What you need to do: From the records, pick out and copy each line containing "title".

**** Records supplied ****

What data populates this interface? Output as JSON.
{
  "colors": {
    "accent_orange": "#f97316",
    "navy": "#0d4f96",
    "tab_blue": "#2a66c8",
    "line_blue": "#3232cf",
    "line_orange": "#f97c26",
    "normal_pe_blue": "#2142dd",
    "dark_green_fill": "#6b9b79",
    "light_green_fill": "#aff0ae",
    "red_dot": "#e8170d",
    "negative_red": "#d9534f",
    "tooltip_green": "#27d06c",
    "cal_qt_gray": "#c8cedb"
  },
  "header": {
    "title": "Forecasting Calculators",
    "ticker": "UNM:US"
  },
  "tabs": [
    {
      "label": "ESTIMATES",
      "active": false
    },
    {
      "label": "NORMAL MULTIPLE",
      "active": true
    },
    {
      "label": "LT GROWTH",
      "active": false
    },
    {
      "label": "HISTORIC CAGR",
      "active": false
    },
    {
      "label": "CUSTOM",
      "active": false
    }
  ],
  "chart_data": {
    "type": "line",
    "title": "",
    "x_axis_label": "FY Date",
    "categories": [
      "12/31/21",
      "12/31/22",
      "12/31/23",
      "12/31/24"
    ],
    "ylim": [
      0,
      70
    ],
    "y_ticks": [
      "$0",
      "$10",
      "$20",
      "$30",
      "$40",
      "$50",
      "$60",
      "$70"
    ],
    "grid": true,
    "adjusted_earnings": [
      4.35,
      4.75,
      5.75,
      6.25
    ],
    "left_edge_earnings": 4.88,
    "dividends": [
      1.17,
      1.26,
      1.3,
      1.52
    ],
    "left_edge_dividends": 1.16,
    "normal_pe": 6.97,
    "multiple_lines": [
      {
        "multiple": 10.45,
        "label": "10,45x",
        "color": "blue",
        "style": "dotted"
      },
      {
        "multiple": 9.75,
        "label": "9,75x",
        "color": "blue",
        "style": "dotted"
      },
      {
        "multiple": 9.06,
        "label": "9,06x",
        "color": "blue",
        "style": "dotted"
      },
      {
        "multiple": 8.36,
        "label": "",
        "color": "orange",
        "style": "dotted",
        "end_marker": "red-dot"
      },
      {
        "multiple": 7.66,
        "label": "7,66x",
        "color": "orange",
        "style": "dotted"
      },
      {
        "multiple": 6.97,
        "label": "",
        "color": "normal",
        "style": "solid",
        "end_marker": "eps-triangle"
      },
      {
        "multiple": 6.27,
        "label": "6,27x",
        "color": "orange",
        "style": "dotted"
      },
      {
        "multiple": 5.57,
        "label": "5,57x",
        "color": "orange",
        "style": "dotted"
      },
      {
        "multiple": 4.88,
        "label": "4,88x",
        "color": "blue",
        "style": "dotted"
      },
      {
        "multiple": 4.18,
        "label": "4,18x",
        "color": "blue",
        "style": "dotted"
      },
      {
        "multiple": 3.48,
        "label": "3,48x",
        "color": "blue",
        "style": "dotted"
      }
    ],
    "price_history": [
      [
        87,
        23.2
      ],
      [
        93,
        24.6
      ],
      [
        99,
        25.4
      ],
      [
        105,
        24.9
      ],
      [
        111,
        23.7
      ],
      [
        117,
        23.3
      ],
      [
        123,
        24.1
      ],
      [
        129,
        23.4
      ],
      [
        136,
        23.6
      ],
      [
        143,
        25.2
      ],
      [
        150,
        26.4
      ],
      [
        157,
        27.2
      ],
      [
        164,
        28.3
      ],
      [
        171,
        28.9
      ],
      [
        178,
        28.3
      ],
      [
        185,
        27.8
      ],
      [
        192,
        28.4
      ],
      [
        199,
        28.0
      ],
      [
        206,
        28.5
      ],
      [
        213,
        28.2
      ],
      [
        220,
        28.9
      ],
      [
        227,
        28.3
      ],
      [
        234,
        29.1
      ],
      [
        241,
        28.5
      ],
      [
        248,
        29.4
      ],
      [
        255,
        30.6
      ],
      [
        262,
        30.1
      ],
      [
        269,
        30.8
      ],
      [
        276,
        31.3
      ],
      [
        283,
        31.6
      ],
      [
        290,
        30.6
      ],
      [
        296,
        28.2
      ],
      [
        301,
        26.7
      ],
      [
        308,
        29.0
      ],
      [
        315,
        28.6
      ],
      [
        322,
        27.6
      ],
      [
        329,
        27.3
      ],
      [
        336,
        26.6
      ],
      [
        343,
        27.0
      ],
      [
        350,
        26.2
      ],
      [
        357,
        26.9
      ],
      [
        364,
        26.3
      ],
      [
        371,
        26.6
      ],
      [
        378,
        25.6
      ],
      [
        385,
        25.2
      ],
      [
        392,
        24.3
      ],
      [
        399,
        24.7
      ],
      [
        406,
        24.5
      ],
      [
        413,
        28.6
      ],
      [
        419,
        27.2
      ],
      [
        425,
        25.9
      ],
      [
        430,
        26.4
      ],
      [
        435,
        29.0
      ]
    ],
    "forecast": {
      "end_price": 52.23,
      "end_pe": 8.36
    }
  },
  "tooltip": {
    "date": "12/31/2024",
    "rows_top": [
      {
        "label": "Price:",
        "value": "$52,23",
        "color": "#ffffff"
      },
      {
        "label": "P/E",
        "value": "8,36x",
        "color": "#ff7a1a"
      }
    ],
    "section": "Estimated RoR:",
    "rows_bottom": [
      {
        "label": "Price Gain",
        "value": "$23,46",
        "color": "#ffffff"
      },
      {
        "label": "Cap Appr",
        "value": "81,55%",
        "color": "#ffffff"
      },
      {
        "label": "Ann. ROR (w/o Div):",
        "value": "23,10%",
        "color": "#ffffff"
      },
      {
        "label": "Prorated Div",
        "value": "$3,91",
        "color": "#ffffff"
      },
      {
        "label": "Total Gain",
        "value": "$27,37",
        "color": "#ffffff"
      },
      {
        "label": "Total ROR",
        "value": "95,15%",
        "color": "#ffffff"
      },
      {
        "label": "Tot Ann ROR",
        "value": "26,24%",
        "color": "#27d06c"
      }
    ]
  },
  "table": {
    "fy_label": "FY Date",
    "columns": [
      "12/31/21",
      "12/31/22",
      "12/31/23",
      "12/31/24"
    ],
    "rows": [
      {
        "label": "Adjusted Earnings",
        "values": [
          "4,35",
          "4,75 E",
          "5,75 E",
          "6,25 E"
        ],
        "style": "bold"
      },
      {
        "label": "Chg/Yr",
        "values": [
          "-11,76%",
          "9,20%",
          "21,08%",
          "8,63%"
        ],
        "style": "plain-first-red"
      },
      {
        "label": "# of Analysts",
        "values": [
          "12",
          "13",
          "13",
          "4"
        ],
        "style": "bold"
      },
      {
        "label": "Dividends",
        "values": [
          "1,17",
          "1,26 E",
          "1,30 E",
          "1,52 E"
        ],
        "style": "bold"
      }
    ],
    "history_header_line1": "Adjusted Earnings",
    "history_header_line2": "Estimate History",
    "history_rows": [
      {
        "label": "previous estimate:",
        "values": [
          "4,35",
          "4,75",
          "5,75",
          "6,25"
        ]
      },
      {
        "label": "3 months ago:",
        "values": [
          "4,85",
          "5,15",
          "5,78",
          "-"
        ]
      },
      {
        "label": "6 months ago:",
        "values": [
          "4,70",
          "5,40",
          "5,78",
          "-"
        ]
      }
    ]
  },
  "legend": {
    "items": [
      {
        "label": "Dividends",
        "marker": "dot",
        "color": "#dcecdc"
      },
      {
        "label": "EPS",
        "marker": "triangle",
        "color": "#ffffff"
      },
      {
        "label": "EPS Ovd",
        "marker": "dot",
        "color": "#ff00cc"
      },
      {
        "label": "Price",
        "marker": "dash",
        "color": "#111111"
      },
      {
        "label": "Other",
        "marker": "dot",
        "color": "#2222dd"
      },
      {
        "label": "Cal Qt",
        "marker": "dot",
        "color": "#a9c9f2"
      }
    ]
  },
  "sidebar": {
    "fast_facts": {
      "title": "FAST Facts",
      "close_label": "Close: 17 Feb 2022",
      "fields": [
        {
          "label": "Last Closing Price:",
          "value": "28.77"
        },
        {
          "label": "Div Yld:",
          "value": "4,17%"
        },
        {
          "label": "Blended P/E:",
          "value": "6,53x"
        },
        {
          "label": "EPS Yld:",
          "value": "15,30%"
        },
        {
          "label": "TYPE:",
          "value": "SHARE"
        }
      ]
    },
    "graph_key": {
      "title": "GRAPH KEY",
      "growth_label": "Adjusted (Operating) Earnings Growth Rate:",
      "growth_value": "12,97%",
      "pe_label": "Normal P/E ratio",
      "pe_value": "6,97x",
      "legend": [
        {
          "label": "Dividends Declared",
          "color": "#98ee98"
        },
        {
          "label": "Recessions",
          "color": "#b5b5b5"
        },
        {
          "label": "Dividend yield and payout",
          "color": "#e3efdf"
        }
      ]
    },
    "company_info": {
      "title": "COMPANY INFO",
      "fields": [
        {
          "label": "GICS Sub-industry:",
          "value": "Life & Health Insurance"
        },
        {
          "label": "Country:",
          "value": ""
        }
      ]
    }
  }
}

****

Response for this exercise:
    "title": "Forecasting Calculators",
    "title": "",
      "title": "FAST Facts",
      "title": "GRAPH KEY",
      "title": "COMPANY INFO",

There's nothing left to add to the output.